Requirements
Lines containing the word "range" are the ones to copy from the records below.

--- START Data section ---

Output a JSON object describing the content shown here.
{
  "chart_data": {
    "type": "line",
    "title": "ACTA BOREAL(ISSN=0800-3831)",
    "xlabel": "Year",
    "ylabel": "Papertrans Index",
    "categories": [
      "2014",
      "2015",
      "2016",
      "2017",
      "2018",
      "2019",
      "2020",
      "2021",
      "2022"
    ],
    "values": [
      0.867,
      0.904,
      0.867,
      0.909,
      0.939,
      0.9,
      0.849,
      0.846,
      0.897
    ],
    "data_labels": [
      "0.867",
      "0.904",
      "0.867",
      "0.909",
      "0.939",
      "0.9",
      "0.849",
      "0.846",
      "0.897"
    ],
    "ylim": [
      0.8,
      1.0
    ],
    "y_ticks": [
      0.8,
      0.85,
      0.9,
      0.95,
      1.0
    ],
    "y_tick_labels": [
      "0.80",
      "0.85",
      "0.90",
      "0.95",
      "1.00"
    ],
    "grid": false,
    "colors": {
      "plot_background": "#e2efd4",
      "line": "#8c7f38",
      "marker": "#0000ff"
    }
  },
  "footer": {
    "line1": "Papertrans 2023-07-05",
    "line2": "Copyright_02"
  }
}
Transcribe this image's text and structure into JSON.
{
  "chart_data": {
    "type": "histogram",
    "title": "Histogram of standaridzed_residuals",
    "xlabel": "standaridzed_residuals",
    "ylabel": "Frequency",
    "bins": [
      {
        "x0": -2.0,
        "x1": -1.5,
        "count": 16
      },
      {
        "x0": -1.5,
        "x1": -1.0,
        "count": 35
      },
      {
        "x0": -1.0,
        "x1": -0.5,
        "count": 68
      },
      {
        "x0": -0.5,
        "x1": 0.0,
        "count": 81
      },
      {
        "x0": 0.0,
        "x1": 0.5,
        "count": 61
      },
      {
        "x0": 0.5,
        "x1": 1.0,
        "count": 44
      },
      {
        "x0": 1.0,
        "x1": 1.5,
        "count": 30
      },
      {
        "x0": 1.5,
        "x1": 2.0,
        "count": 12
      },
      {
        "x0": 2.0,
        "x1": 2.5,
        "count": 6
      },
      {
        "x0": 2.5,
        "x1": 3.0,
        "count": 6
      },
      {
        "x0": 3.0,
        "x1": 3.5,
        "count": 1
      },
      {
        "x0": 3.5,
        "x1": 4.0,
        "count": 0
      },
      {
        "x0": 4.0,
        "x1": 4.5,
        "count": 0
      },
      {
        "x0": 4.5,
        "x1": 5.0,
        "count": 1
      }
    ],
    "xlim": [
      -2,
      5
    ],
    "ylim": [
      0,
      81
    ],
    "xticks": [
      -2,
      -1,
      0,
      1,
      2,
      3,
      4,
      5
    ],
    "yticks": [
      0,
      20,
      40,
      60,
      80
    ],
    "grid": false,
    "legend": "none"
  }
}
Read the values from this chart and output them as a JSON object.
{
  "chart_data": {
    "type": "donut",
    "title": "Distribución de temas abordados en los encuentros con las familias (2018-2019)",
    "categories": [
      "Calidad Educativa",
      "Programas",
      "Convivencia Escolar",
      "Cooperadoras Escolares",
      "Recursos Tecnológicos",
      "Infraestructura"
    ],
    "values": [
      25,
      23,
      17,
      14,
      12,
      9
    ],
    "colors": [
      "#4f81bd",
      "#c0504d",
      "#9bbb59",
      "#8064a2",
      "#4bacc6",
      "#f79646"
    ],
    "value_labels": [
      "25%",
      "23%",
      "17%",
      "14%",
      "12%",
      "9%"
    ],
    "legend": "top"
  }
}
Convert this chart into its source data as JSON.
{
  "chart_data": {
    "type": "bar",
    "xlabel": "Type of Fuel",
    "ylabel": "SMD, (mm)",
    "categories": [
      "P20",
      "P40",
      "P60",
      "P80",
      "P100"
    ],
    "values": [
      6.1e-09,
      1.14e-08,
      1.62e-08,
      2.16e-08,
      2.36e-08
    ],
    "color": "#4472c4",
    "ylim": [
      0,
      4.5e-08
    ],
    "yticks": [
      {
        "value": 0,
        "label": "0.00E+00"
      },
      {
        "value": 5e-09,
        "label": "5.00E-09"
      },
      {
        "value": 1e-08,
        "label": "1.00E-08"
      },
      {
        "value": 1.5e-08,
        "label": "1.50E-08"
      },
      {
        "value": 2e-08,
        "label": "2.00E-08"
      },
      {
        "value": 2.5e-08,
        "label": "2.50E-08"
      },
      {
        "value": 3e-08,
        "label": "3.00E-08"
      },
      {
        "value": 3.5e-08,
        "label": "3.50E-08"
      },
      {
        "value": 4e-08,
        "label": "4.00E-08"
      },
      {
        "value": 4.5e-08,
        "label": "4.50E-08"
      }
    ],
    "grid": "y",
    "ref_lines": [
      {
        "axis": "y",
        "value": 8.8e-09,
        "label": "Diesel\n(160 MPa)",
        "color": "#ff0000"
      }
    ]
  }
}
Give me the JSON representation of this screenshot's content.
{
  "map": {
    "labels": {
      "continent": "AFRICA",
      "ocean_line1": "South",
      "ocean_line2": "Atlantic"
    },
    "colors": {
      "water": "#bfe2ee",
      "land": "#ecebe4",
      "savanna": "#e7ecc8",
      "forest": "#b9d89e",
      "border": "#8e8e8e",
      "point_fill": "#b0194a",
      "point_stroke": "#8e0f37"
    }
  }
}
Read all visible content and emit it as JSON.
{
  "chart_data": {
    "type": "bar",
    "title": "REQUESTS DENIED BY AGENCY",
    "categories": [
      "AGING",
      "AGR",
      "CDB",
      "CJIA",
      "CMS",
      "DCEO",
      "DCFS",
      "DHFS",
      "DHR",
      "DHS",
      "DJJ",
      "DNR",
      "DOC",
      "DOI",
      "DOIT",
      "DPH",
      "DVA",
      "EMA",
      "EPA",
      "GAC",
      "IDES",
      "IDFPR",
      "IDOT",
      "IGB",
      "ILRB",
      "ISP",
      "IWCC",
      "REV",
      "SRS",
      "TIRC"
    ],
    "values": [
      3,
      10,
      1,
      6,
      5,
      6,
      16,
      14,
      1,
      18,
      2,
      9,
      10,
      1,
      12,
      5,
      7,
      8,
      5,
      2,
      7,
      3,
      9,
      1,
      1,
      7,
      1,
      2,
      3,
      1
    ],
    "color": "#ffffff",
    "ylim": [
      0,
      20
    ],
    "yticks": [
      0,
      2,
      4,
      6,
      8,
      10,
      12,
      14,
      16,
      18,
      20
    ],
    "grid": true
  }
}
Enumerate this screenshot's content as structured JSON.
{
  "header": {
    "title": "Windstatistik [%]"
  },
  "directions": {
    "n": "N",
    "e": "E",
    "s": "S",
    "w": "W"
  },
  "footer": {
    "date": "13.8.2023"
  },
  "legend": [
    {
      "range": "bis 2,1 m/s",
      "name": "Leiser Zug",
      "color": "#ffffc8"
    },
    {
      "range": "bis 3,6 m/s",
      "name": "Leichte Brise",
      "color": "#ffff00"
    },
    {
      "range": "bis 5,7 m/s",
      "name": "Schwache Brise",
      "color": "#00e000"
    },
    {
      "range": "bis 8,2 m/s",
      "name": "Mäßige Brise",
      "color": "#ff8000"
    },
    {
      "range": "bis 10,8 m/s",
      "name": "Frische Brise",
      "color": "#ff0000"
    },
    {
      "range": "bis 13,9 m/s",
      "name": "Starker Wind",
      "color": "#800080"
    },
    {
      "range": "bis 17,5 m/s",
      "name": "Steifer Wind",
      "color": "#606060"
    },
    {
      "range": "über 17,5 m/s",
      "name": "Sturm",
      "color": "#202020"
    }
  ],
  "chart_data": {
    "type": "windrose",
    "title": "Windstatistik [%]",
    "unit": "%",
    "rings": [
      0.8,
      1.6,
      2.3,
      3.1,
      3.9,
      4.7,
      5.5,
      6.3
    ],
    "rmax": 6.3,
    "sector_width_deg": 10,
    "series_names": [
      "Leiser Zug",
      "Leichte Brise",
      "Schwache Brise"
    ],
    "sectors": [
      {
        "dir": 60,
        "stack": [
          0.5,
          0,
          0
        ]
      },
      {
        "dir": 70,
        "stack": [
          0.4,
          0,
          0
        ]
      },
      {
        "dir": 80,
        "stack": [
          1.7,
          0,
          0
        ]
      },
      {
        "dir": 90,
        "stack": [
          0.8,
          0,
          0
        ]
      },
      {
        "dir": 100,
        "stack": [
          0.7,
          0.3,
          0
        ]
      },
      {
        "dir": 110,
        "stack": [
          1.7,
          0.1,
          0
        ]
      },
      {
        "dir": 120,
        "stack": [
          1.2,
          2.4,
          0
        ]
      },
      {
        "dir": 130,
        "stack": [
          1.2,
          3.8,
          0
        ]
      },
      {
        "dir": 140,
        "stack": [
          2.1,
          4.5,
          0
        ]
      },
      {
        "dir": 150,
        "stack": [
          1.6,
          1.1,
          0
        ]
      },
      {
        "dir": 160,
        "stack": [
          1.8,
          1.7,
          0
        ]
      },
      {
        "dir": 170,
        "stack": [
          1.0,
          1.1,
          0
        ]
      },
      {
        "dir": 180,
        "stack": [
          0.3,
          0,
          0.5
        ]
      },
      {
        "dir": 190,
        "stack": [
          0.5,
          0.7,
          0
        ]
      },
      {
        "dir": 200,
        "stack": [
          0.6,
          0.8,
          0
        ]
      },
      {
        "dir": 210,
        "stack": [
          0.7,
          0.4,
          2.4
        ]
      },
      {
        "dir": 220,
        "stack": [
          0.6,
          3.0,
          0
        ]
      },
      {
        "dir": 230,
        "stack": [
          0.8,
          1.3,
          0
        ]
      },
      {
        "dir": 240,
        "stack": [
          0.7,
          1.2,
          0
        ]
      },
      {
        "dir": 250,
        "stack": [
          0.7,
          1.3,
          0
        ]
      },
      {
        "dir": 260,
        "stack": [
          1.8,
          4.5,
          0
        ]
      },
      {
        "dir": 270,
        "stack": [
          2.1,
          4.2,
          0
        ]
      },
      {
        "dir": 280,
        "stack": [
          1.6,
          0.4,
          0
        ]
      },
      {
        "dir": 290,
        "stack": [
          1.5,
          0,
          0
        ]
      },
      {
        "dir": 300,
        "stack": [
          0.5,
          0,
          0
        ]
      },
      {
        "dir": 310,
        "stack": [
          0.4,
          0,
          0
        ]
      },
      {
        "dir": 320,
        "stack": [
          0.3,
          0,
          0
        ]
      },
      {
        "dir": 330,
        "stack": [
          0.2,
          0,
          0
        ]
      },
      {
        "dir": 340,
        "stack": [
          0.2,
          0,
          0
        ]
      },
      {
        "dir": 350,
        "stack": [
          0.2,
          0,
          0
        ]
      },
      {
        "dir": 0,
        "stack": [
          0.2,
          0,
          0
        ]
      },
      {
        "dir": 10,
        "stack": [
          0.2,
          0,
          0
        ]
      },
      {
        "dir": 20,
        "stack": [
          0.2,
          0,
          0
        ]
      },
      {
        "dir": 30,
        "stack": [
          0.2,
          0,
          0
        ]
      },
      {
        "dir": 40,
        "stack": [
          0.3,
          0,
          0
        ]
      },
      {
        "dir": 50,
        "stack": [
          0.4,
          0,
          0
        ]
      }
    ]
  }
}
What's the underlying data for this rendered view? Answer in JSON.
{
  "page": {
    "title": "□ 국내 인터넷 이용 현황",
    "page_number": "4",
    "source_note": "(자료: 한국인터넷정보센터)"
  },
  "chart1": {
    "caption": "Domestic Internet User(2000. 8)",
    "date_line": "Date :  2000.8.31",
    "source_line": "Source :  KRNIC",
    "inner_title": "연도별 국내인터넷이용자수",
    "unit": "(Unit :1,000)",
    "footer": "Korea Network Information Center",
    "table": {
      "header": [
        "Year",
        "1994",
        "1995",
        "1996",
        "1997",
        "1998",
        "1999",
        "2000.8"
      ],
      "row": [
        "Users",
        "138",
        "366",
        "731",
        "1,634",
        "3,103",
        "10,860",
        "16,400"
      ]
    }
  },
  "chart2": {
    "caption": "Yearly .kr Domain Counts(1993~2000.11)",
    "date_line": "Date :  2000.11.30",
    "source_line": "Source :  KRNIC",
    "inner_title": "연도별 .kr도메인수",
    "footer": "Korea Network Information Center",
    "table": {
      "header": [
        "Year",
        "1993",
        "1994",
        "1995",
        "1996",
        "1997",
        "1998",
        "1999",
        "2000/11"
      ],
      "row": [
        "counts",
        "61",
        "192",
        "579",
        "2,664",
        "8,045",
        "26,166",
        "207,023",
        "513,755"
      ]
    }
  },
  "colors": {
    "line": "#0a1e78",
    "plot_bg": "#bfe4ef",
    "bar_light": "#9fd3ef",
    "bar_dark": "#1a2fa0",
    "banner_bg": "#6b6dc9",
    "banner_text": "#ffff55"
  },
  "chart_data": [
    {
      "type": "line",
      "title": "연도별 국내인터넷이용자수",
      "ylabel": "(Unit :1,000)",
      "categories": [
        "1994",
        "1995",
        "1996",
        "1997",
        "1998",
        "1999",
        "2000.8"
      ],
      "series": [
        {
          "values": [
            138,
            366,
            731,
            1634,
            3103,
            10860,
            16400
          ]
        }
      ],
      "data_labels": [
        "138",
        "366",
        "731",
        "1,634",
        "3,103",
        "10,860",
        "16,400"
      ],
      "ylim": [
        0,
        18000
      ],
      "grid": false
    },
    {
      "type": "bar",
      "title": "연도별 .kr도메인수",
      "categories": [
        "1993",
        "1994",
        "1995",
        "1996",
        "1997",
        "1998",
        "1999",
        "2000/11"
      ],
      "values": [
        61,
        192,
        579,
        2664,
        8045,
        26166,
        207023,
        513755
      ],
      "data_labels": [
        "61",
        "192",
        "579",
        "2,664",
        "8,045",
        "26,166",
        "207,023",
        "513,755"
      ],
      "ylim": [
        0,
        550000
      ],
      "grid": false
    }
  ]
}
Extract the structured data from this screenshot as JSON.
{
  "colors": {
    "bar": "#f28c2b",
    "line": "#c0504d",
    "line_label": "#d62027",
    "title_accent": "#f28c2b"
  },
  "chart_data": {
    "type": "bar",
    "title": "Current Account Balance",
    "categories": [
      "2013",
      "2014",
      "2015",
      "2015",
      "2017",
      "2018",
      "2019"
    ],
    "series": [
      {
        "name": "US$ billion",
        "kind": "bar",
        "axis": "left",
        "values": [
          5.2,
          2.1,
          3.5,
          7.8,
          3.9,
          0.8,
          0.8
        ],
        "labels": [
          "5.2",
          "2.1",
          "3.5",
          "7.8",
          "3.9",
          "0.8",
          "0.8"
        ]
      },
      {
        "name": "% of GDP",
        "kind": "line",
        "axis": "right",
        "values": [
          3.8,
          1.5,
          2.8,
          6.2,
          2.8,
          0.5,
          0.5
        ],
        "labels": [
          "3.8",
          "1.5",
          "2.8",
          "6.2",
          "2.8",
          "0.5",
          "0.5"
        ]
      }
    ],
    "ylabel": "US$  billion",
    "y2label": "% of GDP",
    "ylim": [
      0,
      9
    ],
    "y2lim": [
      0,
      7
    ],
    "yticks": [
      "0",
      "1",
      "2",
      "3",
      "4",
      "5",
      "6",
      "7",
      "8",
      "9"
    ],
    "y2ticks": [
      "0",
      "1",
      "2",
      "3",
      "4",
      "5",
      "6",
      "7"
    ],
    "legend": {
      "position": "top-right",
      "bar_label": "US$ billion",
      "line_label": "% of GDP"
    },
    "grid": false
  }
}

--- END Data section ---

Worked answer
      "range": "bis 2,1 m/s",
      "range": "bis 3,6 m/s",
      "range": "bis 5,7 m/s",
      "range": "bis 8,2 m/s",
      "range": "bis 10,8 m/s",
      "range": "bis 13,9 m/s",
      "range": "bis 17,5 m/s",
      "range": "über 17,5 m/s",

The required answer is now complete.